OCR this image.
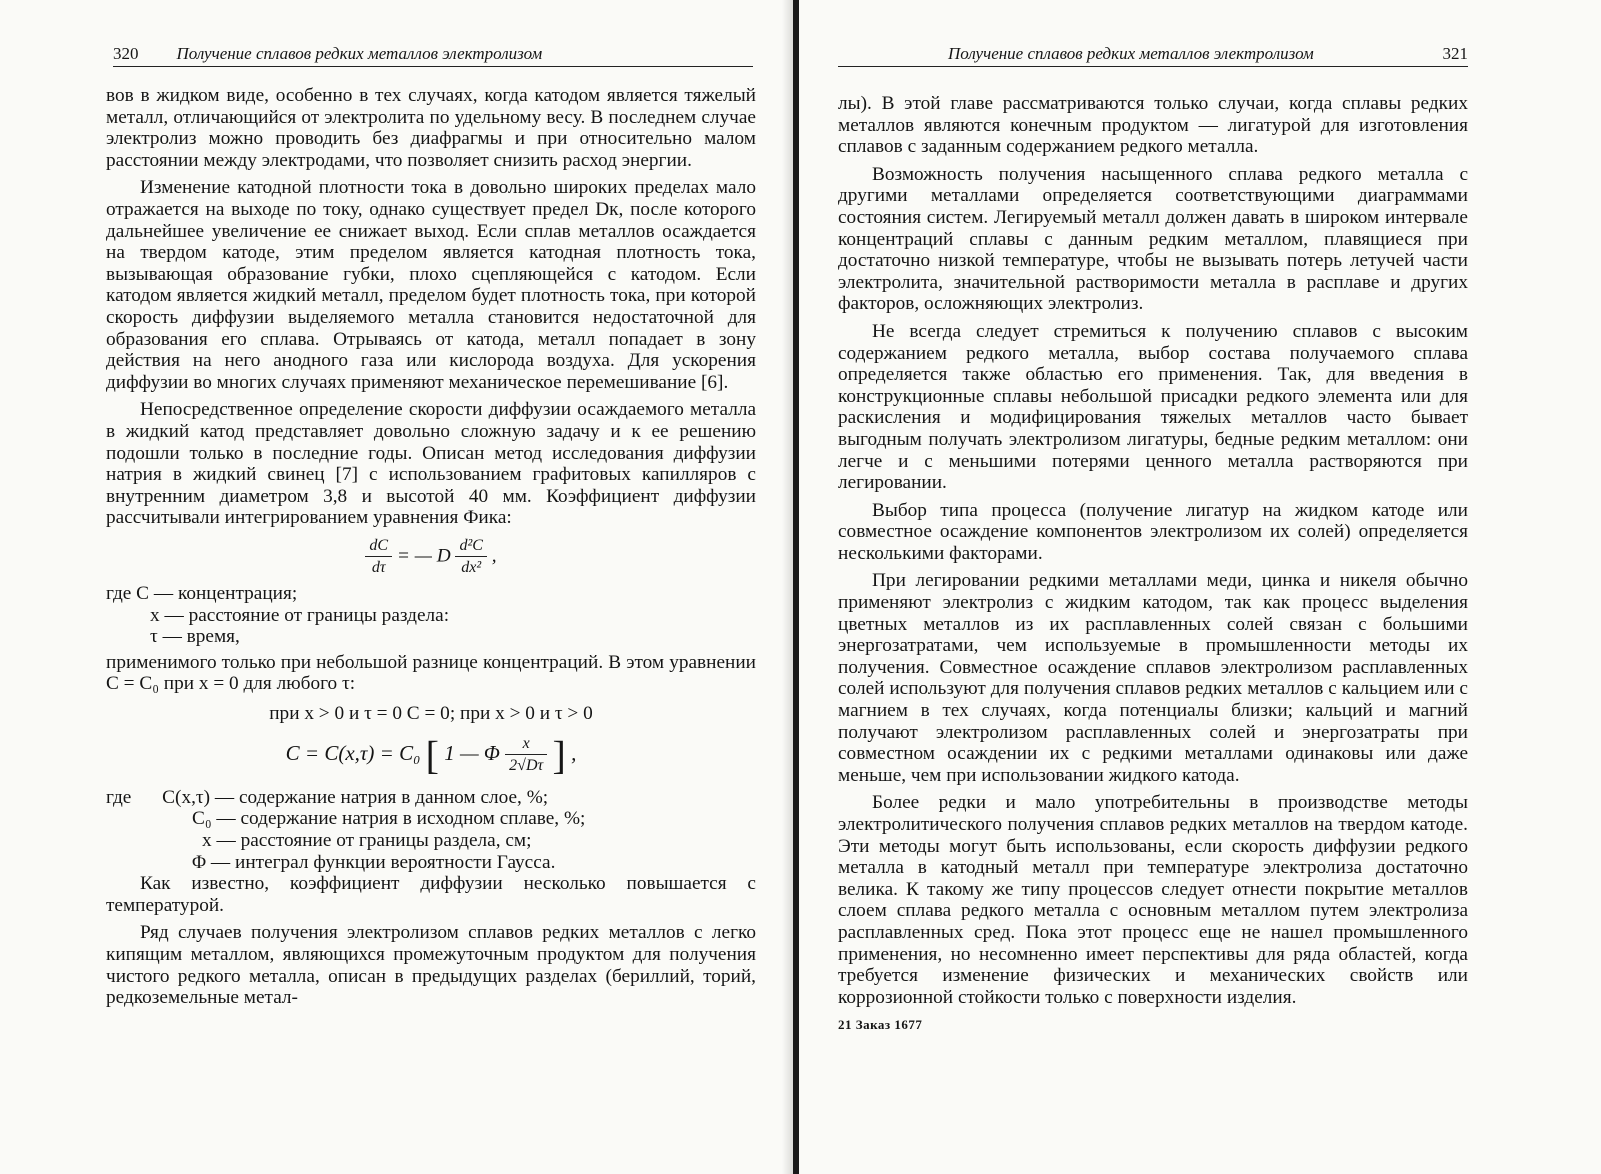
320 Получение сплавов редких металлов электролизом

вов в жидком виде, особенно в тех случаях, когда катодом является тяжелый металл, отличающийся от электролита по удельному весу. В последнем случае электролиз можно проводить без диафрагмы и при относительно малом расстоянии между электродами, что позволяет снизить расход энергии.

Изменение катодной плотности тока в довольно широких пределах мало отражается на выходе по току, однако существует предел Dк, после которого дальнейшее увеличение ее снижает выход. Если сплав металлов осаждается на твердом катоде, этим пределом является катодная плотность тока, вызывающая образование губки, плохо сцепляющейся с катодом. Если катодом является жидкий металл, пределом будет плотность тока, при которой скорость диффузии выделяемого металла становится недостаточной для образования его сплава. Отрываясь от катода, металл попадает в зону действия на него анодного газа или кислорода воздуха. Для ускорения диффузии во многих случаях применяют механическое перемешивание [6].

Непосредственное определение скорости диффузии осаждаемого металла в жидкий катод представляет довольно сложную задачу и к ее решению подошли только в последние годы. Описан метод исследования диффузии натрия в жидкий свинец [7] с использованием графитовых капилляров с внутренним диаметром 3,8 и высотой 40 мм. Коэффициент диффузии рассчитывали интегрированием уравнения Фика:

$\frac{dC}{d\tau}$ = — D $\frac{\text{d²C}}{\text{dx²}}$ ,
где C — концентрация;
x — расстояние от границы раздела:
τ — время,

применимого только при небольшой разнице концентраций. В этом уравнении C = C₀ при x = 0 для любого τ:

при x > 0 и τ = 0 C = 0; при x > 0 и τ > 0
C = C(x,τ) = C₀ [ 1 — Φ $\frac{x}{2√D\tau}$ ] ,
где C(x,τ) — содержание натрия в данном слое, %;
C₀ — содержание натрия в исходном сплаве, %;
x — расстояние от границы раздела, см;
Φ — интеграл функции вероятности Гаусса.

Как известно, коэффициент диффузии несколько повышается с температурой.

Ряд случаев получения электролизом сплавов редких металлов с легко кипящим металлом, являющихся промежуточным продуктом для получения чистого редкого металла, описан в предыдущих разделах (бериллий, торий, редкоземельные метал-

Получение сплавов редких металлов электролизом	321

лы). В этой главе рассматриваются только случаи, когда сплавы редких металлов являются конечным продуктом — лигатурой для изготовления сплавов с заданным содержанием редкого металла.

Возможность получения насыщенного сплава редкого металла с другими металлами определяется соответствующими диаграммами состояния систем. Легируемый металл должен давать в широком интервале концентраций сплавы с данным редким металлом, плавящиеся при достаточно низкой температуре, чтобы не вызывать потерь летучей части электролита, значительной растворимости металла в расплаве и других факторов, осложняющих электролиз.

Не всегда следует стремиться к получению сплавов с высоким содержанием редкого металла, выбор состава получаемого сплава определяется также областью его применения. Так, для введения в конструкционные сплавы небольшой присадки редкого элемента или для раскисления и модифицирования тяжелых металлов часто бывает выгодным получать электролизом лигатуры, бедные редким металлом: они легче и с меньшими потерями ценного металла растворяются при легировании.

Выбор типа процесса (получение лигатур на жидком катоде или совместное осаждение компонентов электролизом их солей) определяется несколькими факторами.

При легировании редкими металлами меди, цинка и никеля обычно применяют электролиз с жидким катодом, так как процесс выделения цветных металлов из их расплавленных солей связан с большими энергозатратами, чем используемые в промышленности методы их получения. Совместное осаждение сплавов электролизом расплавленных солей используют для получения сплавов редких металлов с кальцием или с магнием в тех случаях, когда потенциалы близки; кальций и магний получают электролизом расплавленных солей и энергозатраты при совместном осаждении их с редкими металлами одинаковы или даже меньше, чем при использовании жидкого катода.

Более редки и мало употребительны в производстве методы электролитического получения сплавов редких металлов на твердом катоде. Эти методы могут быть использованы, если скорость диффузии редкого металла в катодный металл при температуре электролиза достаточно велика. К такому же типу процессов следует отнести покрытие металлов слоем сплава редкого металла с основным металлом путем электролиза расплавленных сред. Пока этот процесс еще не нашел промышленного применения, но несомненно имеет перспективы для ряда областей, когда требуется изменение физических и механических свойств или коррозионной стойкости только с поверхности изделия.

21 Заказ 1677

### What needs to be done
Every line that holds the string "довольно" should be returned.

### Exercise solution
Изменение катодной плотности тока в довольно широких пределах мало отражается на выходе по току, однако существует предел Dк, после которого дальнейшее увеличение ее снижает выход. Если сплав металлов осаждается на твердом катоде, этим пределом является катодная плотность тока, вызывающая образование губки, плохо сцепляющейся с катодом. Если катодом является жидкий металл, пределом будет плотность тока, при которой скорость диффузии выделяемого металла становится недостаточной для образования его сплава. Отрываясь от катода, металл попадает в зону действия на него анодного газа или кислорода воздуха. Для ускорения диффузии во многих случаях применяют механическое перемешивание [6].
Непосредственное определение скорости диффузии осаждаемого металла в жидкий катод представляет довольно сложную задачу и к ее решению подошли только в последние годы. Описан метод исследования диффузии натрия в жидкий свинец [7] с использованием графитовых капилляров с внутренним диаметром 3,8 и высотой 40 мм. Коэффициент диффузии рассчитывали интегрированием уравнения Фика:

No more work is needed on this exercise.